It is wrong from a moral point of view to pull healthcare--and the 
peace of mind that comes with healthcare--out of the hands of 
struggling Americans and working Americans across our country.
  Finally, I want to address one more issue. We heard earlier today 
that Anthem is pulling out of Ohio. Why are they pulling out? Because 
of President Trump. Why is that connected? Because he refuses to 
confirm that his administration will make the cost-sharing reduction 
payments that have been part of the Affordable Care Act. Those payments 
reduce the premiums. Those payments proceed also to reduce the level of 
deductibles so you get more care sooner. So insurance companies don't 
know whether to raise their insurance policy a little or a tremendous 
amount, and that instability means they simply can't price their 
policies.
  In addition, my Republican colleagues have assaulted the risk 
quarters, or reinsurance programs, that make it possible for an 
insurance company to go into a new market and know that if they get a 
disproportionate share of sick patients, they will get compensated for 
that risk and that result. So that reinsurance is essential for more 
companies to be in a particular market.

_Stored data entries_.
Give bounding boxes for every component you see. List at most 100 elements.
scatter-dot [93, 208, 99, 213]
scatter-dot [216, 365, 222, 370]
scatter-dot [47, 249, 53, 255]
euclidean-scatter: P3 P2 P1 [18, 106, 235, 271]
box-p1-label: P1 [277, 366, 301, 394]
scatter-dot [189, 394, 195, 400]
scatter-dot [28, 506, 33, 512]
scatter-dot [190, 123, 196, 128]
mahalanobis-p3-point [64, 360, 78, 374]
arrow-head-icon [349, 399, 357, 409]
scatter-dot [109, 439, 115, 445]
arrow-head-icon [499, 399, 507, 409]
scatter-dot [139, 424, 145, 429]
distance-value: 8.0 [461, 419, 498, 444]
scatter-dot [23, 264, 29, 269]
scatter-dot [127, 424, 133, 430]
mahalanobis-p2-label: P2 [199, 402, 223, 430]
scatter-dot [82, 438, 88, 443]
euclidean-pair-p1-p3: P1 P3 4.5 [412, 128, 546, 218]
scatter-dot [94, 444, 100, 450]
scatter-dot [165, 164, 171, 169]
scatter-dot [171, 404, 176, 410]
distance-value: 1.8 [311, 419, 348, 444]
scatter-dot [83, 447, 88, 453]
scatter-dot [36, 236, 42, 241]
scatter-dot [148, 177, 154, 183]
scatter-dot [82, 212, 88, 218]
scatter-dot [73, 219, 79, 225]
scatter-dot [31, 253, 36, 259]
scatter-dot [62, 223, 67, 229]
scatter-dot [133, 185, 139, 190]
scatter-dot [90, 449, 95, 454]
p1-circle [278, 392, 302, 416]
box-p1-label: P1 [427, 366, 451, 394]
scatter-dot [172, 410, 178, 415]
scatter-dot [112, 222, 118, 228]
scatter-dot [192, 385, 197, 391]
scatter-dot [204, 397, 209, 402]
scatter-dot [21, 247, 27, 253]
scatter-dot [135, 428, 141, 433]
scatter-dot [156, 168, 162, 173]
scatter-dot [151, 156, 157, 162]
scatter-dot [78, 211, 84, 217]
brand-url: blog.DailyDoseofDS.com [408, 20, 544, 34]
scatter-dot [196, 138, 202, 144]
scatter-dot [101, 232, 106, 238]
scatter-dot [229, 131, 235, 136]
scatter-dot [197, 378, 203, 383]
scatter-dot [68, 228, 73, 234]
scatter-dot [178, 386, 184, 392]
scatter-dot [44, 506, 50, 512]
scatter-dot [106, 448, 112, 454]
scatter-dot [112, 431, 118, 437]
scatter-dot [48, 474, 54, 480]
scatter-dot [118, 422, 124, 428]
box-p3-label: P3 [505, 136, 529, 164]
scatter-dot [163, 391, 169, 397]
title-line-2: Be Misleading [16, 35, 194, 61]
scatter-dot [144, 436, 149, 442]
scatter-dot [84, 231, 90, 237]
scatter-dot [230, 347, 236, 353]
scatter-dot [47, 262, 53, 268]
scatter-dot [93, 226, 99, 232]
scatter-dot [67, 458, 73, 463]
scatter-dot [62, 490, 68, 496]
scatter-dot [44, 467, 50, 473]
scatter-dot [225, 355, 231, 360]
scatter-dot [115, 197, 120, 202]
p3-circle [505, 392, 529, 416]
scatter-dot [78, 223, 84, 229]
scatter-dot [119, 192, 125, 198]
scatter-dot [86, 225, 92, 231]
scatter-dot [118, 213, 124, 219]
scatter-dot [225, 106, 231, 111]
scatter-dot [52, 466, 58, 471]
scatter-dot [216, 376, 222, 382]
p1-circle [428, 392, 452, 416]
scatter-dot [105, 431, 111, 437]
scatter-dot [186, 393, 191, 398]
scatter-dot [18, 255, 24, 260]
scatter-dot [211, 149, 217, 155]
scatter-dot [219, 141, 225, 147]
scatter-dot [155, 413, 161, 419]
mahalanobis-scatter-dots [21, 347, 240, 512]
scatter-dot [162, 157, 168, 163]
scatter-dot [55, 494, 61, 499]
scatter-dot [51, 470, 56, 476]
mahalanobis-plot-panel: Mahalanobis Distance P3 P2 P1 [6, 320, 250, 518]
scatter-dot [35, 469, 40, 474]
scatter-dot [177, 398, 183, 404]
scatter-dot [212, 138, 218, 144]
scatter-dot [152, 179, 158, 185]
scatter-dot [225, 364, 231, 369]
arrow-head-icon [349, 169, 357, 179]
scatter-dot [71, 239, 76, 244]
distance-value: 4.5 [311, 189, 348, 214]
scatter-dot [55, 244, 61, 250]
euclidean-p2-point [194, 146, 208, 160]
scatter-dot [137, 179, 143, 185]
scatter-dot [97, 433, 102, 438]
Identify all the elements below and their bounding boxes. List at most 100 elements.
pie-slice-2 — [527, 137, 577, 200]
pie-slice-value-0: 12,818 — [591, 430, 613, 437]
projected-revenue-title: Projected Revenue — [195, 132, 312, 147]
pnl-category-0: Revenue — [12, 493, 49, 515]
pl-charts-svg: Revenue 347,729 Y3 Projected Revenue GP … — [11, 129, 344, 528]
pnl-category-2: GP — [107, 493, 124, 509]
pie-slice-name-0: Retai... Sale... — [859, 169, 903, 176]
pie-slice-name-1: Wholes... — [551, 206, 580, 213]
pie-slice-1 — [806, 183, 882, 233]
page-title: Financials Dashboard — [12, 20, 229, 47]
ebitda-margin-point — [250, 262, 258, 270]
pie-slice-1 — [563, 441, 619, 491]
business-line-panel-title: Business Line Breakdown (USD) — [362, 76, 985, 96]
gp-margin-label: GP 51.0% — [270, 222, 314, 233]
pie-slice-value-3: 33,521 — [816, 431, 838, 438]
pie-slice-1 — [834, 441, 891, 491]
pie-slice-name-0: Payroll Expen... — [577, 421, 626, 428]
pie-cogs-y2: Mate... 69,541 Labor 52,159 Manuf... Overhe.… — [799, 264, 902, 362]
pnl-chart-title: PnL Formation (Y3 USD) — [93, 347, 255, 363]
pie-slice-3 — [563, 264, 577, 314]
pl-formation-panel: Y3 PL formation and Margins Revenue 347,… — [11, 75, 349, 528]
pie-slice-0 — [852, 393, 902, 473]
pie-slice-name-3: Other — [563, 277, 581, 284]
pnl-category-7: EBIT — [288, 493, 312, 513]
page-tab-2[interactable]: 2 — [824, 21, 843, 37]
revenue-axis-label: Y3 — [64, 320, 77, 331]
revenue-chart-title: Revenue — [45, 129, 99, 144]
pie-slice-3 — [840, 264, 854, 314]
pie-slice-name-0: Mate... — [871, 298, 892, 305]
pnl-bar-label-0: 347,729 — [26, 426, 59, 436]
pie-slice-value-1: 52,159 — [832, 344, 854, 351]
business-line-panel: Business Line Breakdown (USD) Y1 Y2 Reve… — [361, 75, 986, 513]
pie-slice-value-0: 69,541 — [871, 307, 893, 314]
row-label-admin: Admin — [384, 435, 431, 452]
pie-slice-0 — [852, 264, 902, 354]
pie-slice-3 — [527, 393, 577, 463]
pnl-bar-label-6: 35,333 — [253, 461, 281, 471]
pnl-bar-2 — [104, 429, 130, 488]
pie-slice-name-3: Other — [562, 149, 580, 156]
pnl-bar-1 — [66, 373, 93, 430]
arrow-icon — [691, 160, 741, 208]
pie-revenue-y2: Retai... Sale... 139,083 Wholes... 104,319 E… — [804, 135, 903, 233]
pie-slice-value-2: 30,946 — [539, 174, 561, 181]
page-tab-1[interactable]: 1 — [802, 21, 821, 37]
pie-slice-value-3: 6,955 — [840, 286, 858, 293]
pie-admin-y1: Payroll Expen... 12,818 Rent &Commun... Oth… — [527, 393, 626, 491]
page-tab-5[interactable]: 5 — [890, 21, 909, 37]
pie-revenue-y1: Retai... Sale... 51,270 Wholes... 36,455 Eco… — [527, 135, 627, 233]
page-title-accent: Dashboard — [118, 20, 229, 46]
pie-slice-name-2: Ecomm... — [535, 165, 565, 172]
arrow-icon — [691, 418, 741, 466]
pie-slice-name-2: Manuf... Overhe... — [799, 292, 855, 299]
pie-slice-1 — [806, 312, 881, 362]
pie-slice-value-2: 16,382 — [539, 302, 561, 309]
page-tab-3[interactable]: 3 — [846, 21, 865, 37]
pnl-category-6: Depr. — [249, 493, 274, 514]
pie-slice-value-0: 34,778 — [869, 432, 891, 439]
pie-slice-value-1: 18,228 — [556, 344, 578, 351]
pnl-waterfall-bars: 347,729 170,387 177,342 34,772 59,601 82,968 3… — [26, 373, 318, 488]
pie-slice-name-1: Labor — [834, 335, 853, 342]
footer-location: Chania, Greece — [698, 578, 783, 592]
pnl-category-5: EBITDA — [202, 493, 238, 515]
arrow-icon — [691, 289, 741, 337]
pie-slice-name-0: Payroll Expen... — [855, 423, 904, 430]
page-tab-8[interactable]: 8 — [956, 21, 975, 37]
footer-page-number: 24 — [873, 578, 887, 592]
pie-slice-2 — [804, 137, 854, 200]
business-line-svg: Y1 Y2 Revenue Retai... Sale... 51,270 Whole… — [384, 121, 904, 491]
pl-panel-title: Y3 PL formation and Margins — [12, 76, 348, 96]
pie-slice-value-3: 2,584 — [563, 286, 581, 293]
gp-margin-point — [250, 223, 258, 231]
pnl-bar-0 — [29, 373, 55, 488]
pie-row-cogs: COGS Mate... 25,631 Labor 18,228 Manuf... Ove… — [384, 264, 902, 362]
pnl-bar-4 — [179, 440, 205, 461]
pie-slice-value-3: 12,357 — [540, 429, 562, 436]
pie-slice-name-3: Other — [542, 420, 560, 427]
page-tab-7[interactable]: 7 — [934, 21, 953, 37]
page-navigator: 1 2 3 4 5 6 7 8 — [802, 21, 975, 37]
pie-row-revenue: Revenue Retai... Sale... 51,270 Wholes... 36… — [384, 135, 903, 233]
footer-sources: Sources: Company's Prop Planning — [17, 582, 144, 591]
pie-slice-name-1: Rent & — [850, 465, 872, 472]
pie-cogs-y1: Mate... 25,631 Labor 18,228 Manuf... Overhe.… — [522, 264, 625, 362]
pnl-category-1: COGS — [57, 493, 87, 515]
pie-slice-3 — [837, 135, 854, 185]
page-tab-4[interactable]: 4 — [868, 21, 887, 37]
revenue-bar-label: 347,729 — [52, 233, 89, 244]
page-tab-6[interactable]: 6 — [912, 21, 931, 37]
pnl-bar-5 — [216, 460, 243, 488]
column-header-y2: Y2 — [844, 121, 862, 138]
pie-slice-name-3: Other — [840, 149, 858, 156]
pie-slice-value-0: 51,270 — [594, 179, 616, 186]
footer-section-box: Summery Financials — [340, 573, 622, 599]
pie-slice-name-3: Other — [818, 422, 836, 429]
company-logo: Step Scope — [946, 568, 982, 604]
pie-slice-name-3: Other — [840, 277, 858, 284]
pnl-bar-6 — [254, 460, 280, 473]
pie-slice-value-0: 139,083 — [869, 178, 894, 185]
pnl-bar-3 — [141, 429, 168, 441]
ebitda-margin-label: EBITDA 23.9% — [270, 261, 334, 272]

_Problems to work on_.
1. Quote the healthcare passage word for word, starting at "It is wrong" and ending at "across our country.".
2. According to the healthcare passage, why is reinsurance essential for more companies to be in a particular market? Answer in one to three sentences.

_Answers for the exercise_.
1.
It is wrong from a moral point of view to pull healthcare--and the 
peace of mind that comes with healthcare--out of the hands of 
struggling Americans and working Americans across our country.

2. Reinsurance lets an insurance company enter a new market knowing it will be compensated for the risk if it gets a disproportionate share of sick patients. That protection makes it possible for more companies to be in a particular market.